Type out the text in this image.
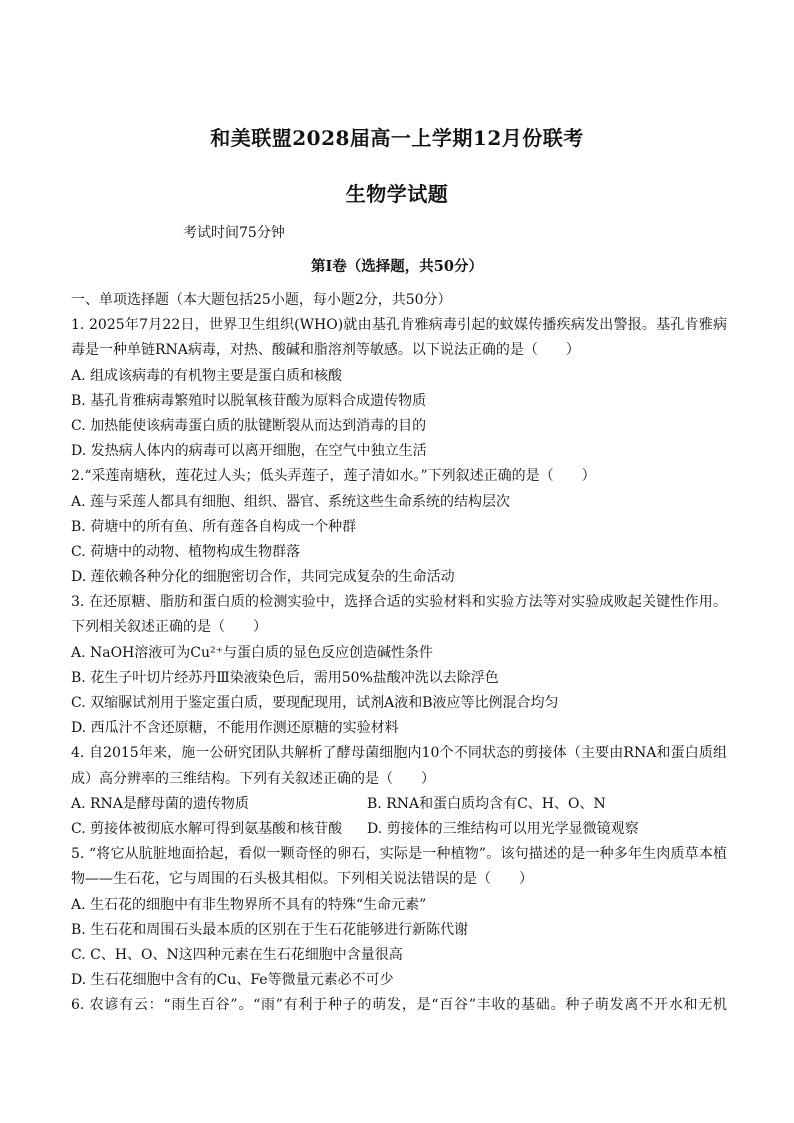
和美联盟2028届高一上学期12月份联考
生物学试题
考试时间75分钟
第Ⅰ卷（选择题，共50分）
一、单项选择题（本大题包括25小题，每小题2分，共50分）
1. 2025年7月22日，世界卫生组织(WHO)就由基孔肯雅病毒引起的蚊媒传播疾病发出警报。基孔肯雅病
毒是一种单链RNA病毒，对热、酸碱和脂溶剂等敏感。以下说法正确的是（　　）
A. 组成该病毒的有机物主要是蛋白质和核酸
B. 基孔肯雅病毒繁殖时以脱氧核苷酸为原料合成遗传物质
C. 加热能使该病毒蛋白质的肽键断裂从而达到消毒的目的
D. 发热病人体内的病毒可以离开细胞，在空气中独立生活
2.“采莲南塘秋，莲花过人头；低头弄莲子，莲子清如水。”下列叙述正确的是（　　）
A. 莲与采莲人都具有细胞、组织、器官、系统这些生命系统的结构层次
B. 荷塘中的所有鱼、所有莲各自构成一个种群
C. 荷塘中的动物、植物构成生物群落
D. 莲依赖各种分化的细胞密切合作，共同完成复杂的生命活动
3. 在还原糖、脂肪和蛋白质的检测实验中，选择合适的实验材料和实验方法等对实验成败起关键性作用。
下列相关叙述正确的是（　　）
A. NaOH溶液可为Cu²⁺与蛋白质的显色反应创造碱性条件
B. 花生子叶切片经苏丹Ⅲ染液染色后，需用50%盐酸冲洗以去除浮色
C. 双缩脲试剂用于鉴定蛋白质，要现配现用，试剂A液和B液应等比例混合均匀
D. 西瓜汁不含还原糖，不能用作测还原糖的实验材料
4. 自2015年来，施一公研究团队共解析了酵母菌细胞内10个不同状态的剪接体（主要由RNA和蛋白质组
成）高分辨率的三维结构。下列有关叙述正确的是（　　）
A. RNA是酵母菌的遗传物质	B. RNA和蛋白质均含有C、H、O、N
C. 剪接体被彻底水解可得到氨基酸和核苷酸	D. 剪接体的三维结构可以用光学显微镜观察
5. “将它从肮脏地面拾起，看似一颗奇怪的卵石，实际是一种植物”。该句描述的是一种多年生肉质草本植
物——生石花，它与周围的石头极其相似。下列相关说法错误的是（　　）
A. 生石花的细胞中有非生物界所不具有的特殊“生命元素”
B. 生石花和周围石头最本质的区别在于生石花能够进行新陈代谢
C. C、H、O、N这四种元素在生石花细胞中含量很高
D. 生石花细胞中含有的Cu、Fe等微量元素必不可少
6. 农谚有云：“雨生百谷”。“雨”有利于种子的萌发，是“百谷”丰收的基础。种子萌发离不开水和无机
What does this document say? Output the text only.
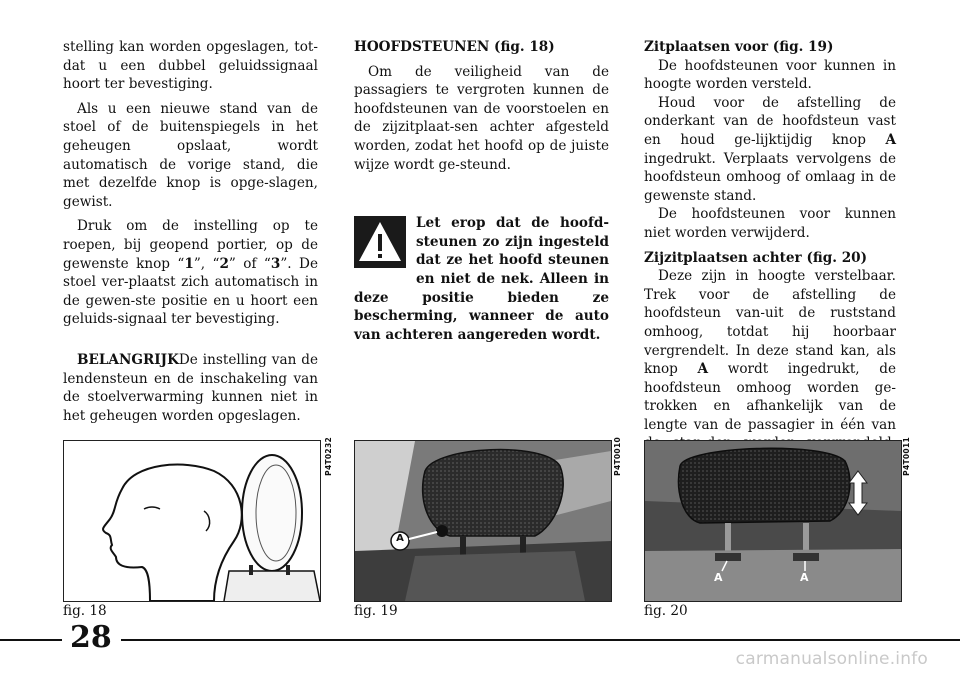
stelling kan worden opgeslagen, tot-dat u een dubbel geluidssignaal hoort ter bevestiging.

Als u een nieuwe stand van de stoel of de buitenspiegels in het geheugen opslaat, wordt automatisch de vorige stand, die met dezelfde knop is opge-slagen, gewist.

Druk om de instelling op te roepen, bij geopend portier, op de gewenste knop “1”, “2” of “3”. De stoel ver-plaatst zich automatisch in de gewen-ste positie en u hoort een geluids-signaal ter bevestiging.

BELANGRIJKDe instelling van de lendensteun en de inschakeling van de stoelverwarming kunnen niet in het geheugen worden opgeslagen.

HOOFDSTEUNEN (fig. 18)

Om de veiligheid van de passagiers te vergroten kunnen de hoofdsteunen van de voorstoelen en de zijzitplaat-sen achter afgesteld worden, zodat het hoofd op de juiste wijze wordt ge-steund.

Let erop dat de hoofd-steunen zo zijn ingesteld dat ze het hoofd steunen en niet de nek. Alleen in deze positie bieden ze bescherming, wanneer de auto van achteren aangereden wordt.

Zitplaatsen voor (fig. 19)

De hoofdsteunen voor kunnen in hoogte worden versteld.

Houd voor de afstelling de onderkant van de hoofdsteun vast en houd ge-lijktijdig knop A ingedrukt. Verplaats vervolgens de hoofdsteun omhoog of omlaag in de gewenste stand.

De hoofdsteunen voor kunnen niet worden verwijderd.

Zijzitplaatsen achter (fig. 20)

Deze zijn in hoogte verstelbaar. Trek voor de afstelling de hoofdsteun van-uit de ruststand omhoog, totdat hij hoorbaar vergrendelt. In deze stand kan, als knop A wordt ingedrukt, de hoofdsteun omhoog worden ge-trokken en afhankelijk van de lengte van de passagier in één van

P4T0232
fig. 18
A
P4T0010
fig. 19
A	A
P4T0011
fig. 20
28
carmanualsonline.info
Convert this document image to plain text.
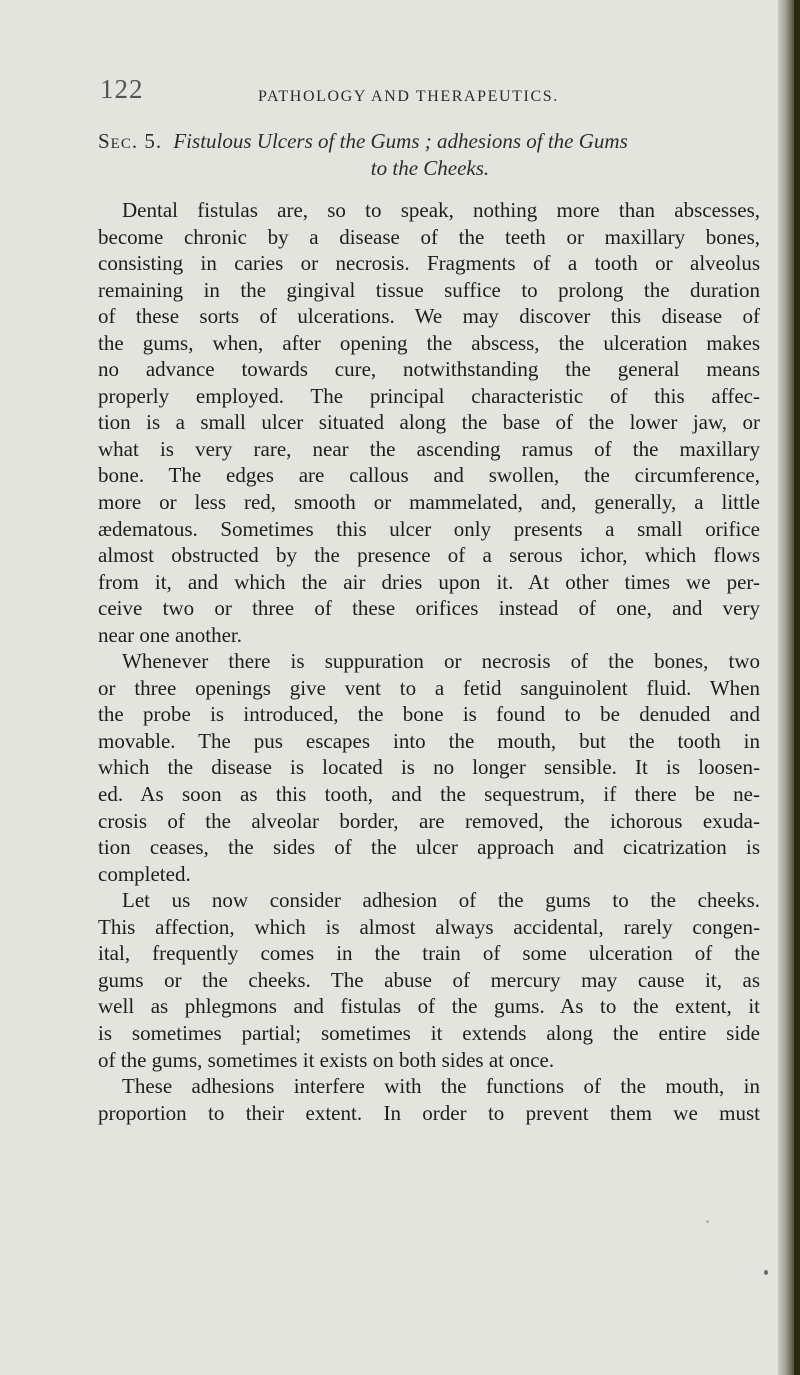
122	PATHOLOGY AND THERAPEUTICS.
Sec. 5. Fistulous Ulcers of the Gums ; adhesions of the Gums
to the Cheeks.
Dental fistulas are, so to speak, nothing more than abscesses,
become chronic by a disease of the teeth or maxillary bones,
consisting in caries or necrosis. Fragments of a tooth or alveolus
remaining in the gingival tissue suffice to prolong the duration
of these sorts of ulcerations. We may discover this disease of
the gums, when, after opening the abscess, the ulceration makes
no advance towards cure, notwithstanding the general means
properly employed. The principal characteristic of this affec-
tion is a small ulcer situated along the base of the lower jaw, or
what is very rare, near the ascending ramus of the maxillary
bone. The edges are callous and swollen, the circumference,
more or less red, smooth or mammelated, and, generally, a little
ædematous. Sometimes this ulcer only presents a small orifice
almost obstructed by the presence of a serous ichor, which flows
from it, and which the air dries upon it. At other times we per-
ceive two or three of these orifices instead of one, and very
near one another.
Whenever there is suppuration or necrosis of the bones, two
or three openings give vent to a fetid sanguinolent fluid. When
the probe is introduced, the bone is found to be denuded and
movable. The pus escapes into the mouth, but the tooth in
which the disease is located is no longer sensible. It is loosen-
ed. As soon as this tooth, and the sequestrum, if there be ne-
crosis of the alveolar border, are removed, the ichorous exuda-
tion ceases, the sides of the ulcer approach and cicatrization is
completed.
Let us now consider adhesion of the gums to the cheeks.
This affection, which is almost always accidental, rarely congen-
ital, frequently comes in the train of some ulceration of the
gums or the cheeks. The abuse of mercury may cause it, as
well as phlegmons and fistulas of the gums. As to the extent, it
is sometimes partial; sometimes it extends along the entire side
of the gums, sometimes it exists on both sides at once.
These adhesions interfere with the functions of the mouth, in
proportion to their extent. In order to prevent them we must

....

▶ _Instructions to follow_:
Make an exact copy of the data above, pictures excluded.

▶ _Reply_:
Type out the text in this image.
和美联盟2028届高一上学期12月份联考
生物学试题
考试时间75分钟
第Ⅰ卷（选择题，共50分）
一、单项选择题（本大题包括25小题，每小题2分，共50分）
1. 2025年7月22日，世界卫生组织(WHO)就由基孔肯雅病毒引起的蚊媒传播疾病发出警报。基孔肯雅病
毒是一种单链RNA病毒，对热、酸碱和脂溶剂等敏感。以下说法正确的是（　　）
A. 组成该病毒的有机物主要是蛋白质和核酸
B. 基孔肯雅病毒繁殖时以脱氧核苷酸为原料合成遗传物质
C. 加热能使该病毒蛋白质的肽键断裂从而达到消毒的目的
D. 发热病人体内的病毒可以离开细胞，在空气中独立生活
2.“采莲南塘秋，莲花过人头；低头弄莲子，莲子清如水。”下列叙述正确的是（　　）
A. 莲与采莲人都具有细胞、组织、器官、系统这些生命系统的结构层次
B. 荷塘中的所有鱼、所有莲各自构成一个种群
C. 荷塘中的动物、植物构成生物群落
D. 莲依赖各种分化的细胞密切合作，共同完成复杂的生命活动
3. 在还原糖、脂肪和蛋白质的检测实验中，选择合适的实验材料和实验方法等对实验成败起关键性作用。
下列相关叙述正确的是（　　）
A. NaOH溶液可为Cu²⁺与蛋白质的显色反应创造碱性条件
B. 花生子叶切片经苏丹Ⅲ染液染色后，需用50%盐酸冲洗以去除浮色
C. 双缩脲试剂用于鉴定蛋白质，要现配现用，试剂A液和B液应等比例混合均匀
D. 西瓜汁不含还原糖，不能用作测还原糖的实验材料
4. 自2015年来，施一公研究团队共解析了酵母菌细胞内10个不同状态的剪接体（主要由RNA和蛋白质组
成）高分辨率的三维结构。下列有关叙述正确的是（　　）
A. RNA是酵母菌的遗传物质	B. RNA和蛋白质均含有C、H、O、N
C. 剪接体被彻底水解可得到氨基酸和核苷酸	D. 剪接体的三维结构可以用光学显微镜观察
5. “将它从肮脏地面拾起，看似一颗奇怪的卵石，实际是一种植物”。该句描述的是一种多年生肉质草本植
物——生石花，它与周围的石头极其相似。下列相关说法错误的是（　　）
A. 生石花的细胞中有非生物界所不具有的特殊“生命元素”
B. 生石花和周围石头最本质的区别在于生石花能够进行新陈代谢
C. C、H、O、N这四种元素在生石花细胞中含量很高
D. 生石花细胞中含有的Cu、Fe等微量元素必不可少
6. 农谚有云：“雨生百谷”。“雨”有利于种子的萌发，是“百谷”丰收的基础。种子萌发离不开水和无机
What does this document say? Output the text only.
stelling kan worden opgeslagen, tot-dat u een dubbel geluidssignaal hoort ter bevestiging.

Als u een nieuwe stand van de stoel of de buitenspiegels in het geheugen opslaat, wordt automatisch de vorige stand, die met dezelfde knop is opge-slagen, gewist.

Druk om de instelling op te roepen, bij geopend portier, op de gewenste knop “1”, “2” of “3”. De stoel ver-plaatst zich automatisch in de gewen-ste positie en u hoort een geluids-signaal ter bevestiging.

BELANGRIJKDe instelling van de lendensteun en de inschakeling van de stoelverwarming kunnen niet in het geheugen worden opgeslagen.

HOOFDSTEUNEN (fig. 18)

Om de veiligheid van de passagiers te vergroten kunnen de hoofdsteunen van de voorstoelen en de zijzitplaat-sen achter afgesteld worden, zodat het hoofd op de juiste wijze wordt ge-steund.

Let erop dat de hoofd-steunen zo zijn ingesteld dat ze het hoofd steunen en niet de nek. Alleen in deze positie bieden ze bescherming, wanneer de auto van achteren aangereden wordt.

Zitplaatsen voor (fig. 19)

De hoofdsteunen voor kunnen in hoogte worden versteld.

Houd voor de afstelling de onderkant van de hoofdsteun vast en houd ge-lijktijdig knop A ingedrukt. Verplaats vervolgens de hoofdsteun omhoog of omlaag in de gewenste stand.

De hoofdsteunen voor kunnen niet worden verwijderd.

Zijzitplaatsen achter (fig. 20)

Deze zijn in hoogte verstelbaar. Trek voor de afstelling de hoofdsteun van-uit de ruststand omhoog, totdat hij hoorbaar vergrendelt. In deze stand kan, als knop A wordt ingedrukt, de hoofdsteun omhoog worden ge-trokken en afhankelijk van de lengte van de passagier in één van

P4T0232
fig. 18
A
P4T0010
fig. 19
A	A
P4T0011
fig. 20
28
carmanualsonline.info
Convert this document image to plain text.
122	PATHOLOGY AND THERAPEUTICS.
Sec. 5. Fistulous Ulcers of the Gums ; adhesions of the Gums
to the Cheeks.
Dental fistulas are, so to speak, nothing more than abscesses,
become chronic by a disease of the teeth or maxillary bones,
consisting in caries or necrosis. Fragments of a tooth or alveolus
remaining in the gingival tissue suffice to prolong the duration
of these sorts of ulcerations. We may discover this disease of
the gums, when, after opening the abscess, the ulceration makes
no advance towards cure, notwithstanding the general means
properly employed. The principal characteristic of this affec-
tion is a small ulcer situated along the base of the lower jaw, or
what is very rare, near the ascending ramus of the maxillary
bone. The edges are callous and swollen, the circumference,
more or less red, smooth or mammelated, and, generally, a little
ædematous. Sometimes this ulcer only presents a small orifice
almost obstructed by the presence of a serous ichor, which flows
from it, and which the air dries upon it. At other times we per-
ceive two or three of these orifices instead of one, and very
near one another.
Whenever there is suppuration or necrosis of the bones, two
or three openings give vent to a fetid sanguinolent fluid. When
the probe is introduced, the bone is found to be denuded and
movable. The pus escapes into the mouth, but the tooth in
which the disease is located is no longer sensible. It is loosen-
ed. As soon as this tooth, and the sequestrum, if there be ne-
crosis of the alveolar border, are removed, the ichorous exuda-
tion ceases, the sides of the ulcer approach and cicatrization is
completed.
Let us now consider adhesion of the gums to the cheeks.
This affection, which is almost always accidental, rarely congen-
ital, frequently comes in the train of some ulceration of the
gums or the cheeks. The abuse of mercury may cause it, as
well as phlegmons and fistulas of the gums. As to the extent, it
is sometimes partial; sometimes it extends along the entire side
of the gums, sometimes it exists on both sides at once.
These adhesions interfere with the functions of the mouth, in
proportion to their extent. In order to prevent them we must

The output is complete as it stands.